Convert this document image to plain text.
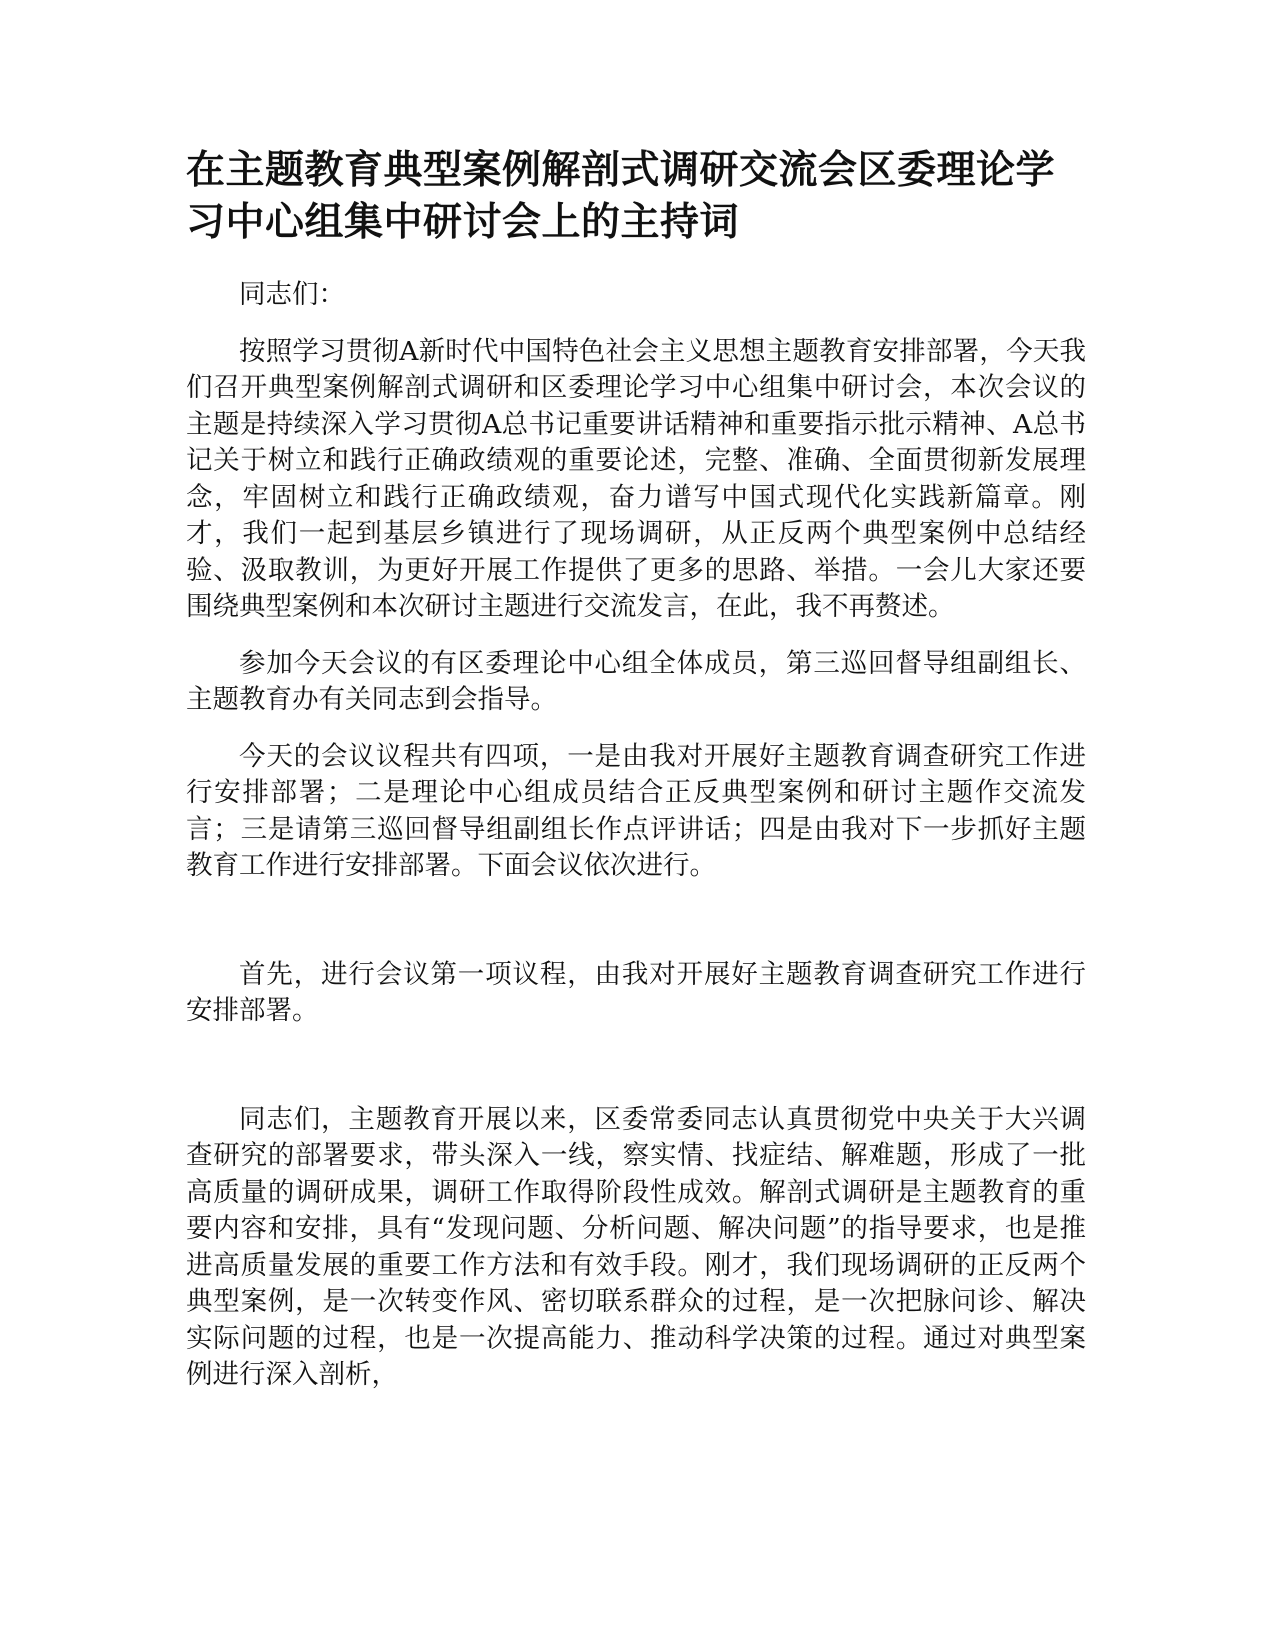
在主题教育典型案例解剖式调研交流会区委理论学习中心组集中研讨会上的主持词

同志们：

按照学习贯彻A新时代中国特色社会主义思想主题教育安排部署，今天我们召开典型案例解剖式调研和区委理论学习中心组集中研讨会，本次会议的主题是持续深入学习贯彻A总书记重要讲话精神和重要指示批示精神、A总书记关于树立和践行正确政绩观的重要论述，完整、准确、全面贯彻新发展理念，牢固树立和践行正确政绩观，奋力谱写中国式现代化实践新篇章。刚才，我们一起到基层乡镇进行了现场调研，从正反两个典型案例中总结经验、汲取教训，为更好开展工作提供了更多的思路、举措。一会儿大家还要围绕典型案例和本次研讨主题进行交流发言，在此，我不再赘述。

参加今天会议的有区委理论中心组全体成员，第三巡回督导组副组长、主题教育办有关同志到会指导。

今天的会议议程共有四项，一是由我对开展好主题教育调查研究工作进行安排部署；二是理论中心组成员结合正反典型案例和研讨主题作交流发言；三是请第三巡回督导组副组长作点评讲话；四是由我对下一步抓好主题教育工作进行安排部署。下面会议依次进行。

首先，进行会议第一项议程，由我对开展好主题教育调查研究工作进行安排部署。

同志们，主题教育开展以来，区委常委同志认真贯彻党中央关于大兴调查研究的部署要求，带头深入一线，察实情、找症结、解难题，形成了一批高质量的调研成果，调研工作取得阶段性成效。解剖式调研是主题教育的重要内容和安排，具有“发现问题、分析问题、解决问题”的指导要求，也是推进高质量发展的重要工作方法和有效手段。刚才，我们现场调研的正反两个典型案例，是一次转变作风、密切联系群众的过程，是一次把脉问诊、解决实际问题的过程，也是一次提高能力、推动科学决策的过程。通过对典型案例进行深入剖析，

--*--

• _WHAT THE TASK REQUIRES_
Set the pictures aside and transcribe the data above exactly.

• _RESPONSE TO THE TASK_
Convert this document image to plain text.
在主题教育典型案例解剖式调研交流会区委理论学习中心组集中研讨会上的主持词

同志们：

按照学习贯彻A新时代中国特色社会主义思想主题教育安排部署，今天我们召开典型案例解剖式调研和区委理论学习中心组集中研讨会，本次会议的主题是持续深入学习贯彻A总书记重要讲话精神和重要指示批示精神、A总书记关于树立和践行正确政绩观的重要论述，完整、准确、全面贯彻新发展理念，牢固树立和践行正确政绩观，奋力谱写中国式现代化实践新篇章。刚才，我们一起到基层乡镇进行了现场调研，从正反两个典型案例中总结经验、汲取教训，为更好开展工作提供了更多的思路、举措。一会儿大家还要围绕典型案例和本次研讨主题进行交流发言，在此，我不再赘述。

参加今天会议的有区委理论中心组全体成员，第三巡回督导组副组长、主题教育办有关同志到会指导。

今天的会议议程共有四项，一是由我对开展好主题教育调查研究工作进行安排部署；二是理论中心组成员结合正反典型案例和研讨主题作交流发言；三是请第三巡回督导组副组长作点评讲话；四是由我对下一步抓好主题教育工作进行安排部署。下面会议依次进行。

首先，进行会议第一项议程，由我对开展好主题教育调查研究工作进行安排部署。

同志们，主题教育开展以来，区委常委同志认真贯彻党中央关于大兴调查研究的部署要求，带头深入一线，察实情、找症结、解难题，形成了一批高质量的调研成果，调研工作取得阶段性成效。解剖式调研是主题教育的重要内容和安排，具有“发现问题、分析问题、解决问题”的指导要求，也是推进高质量发展的重要工作方法和有效手段。刚才，我们现场调研的正反两个典型案例，是一次转变作风、密切联系群众的过程，是一次把脉问诊、解决实际问题的过程，也是一次提高能力、推动科学决策的过程。通过对典型案例进行深入剖析，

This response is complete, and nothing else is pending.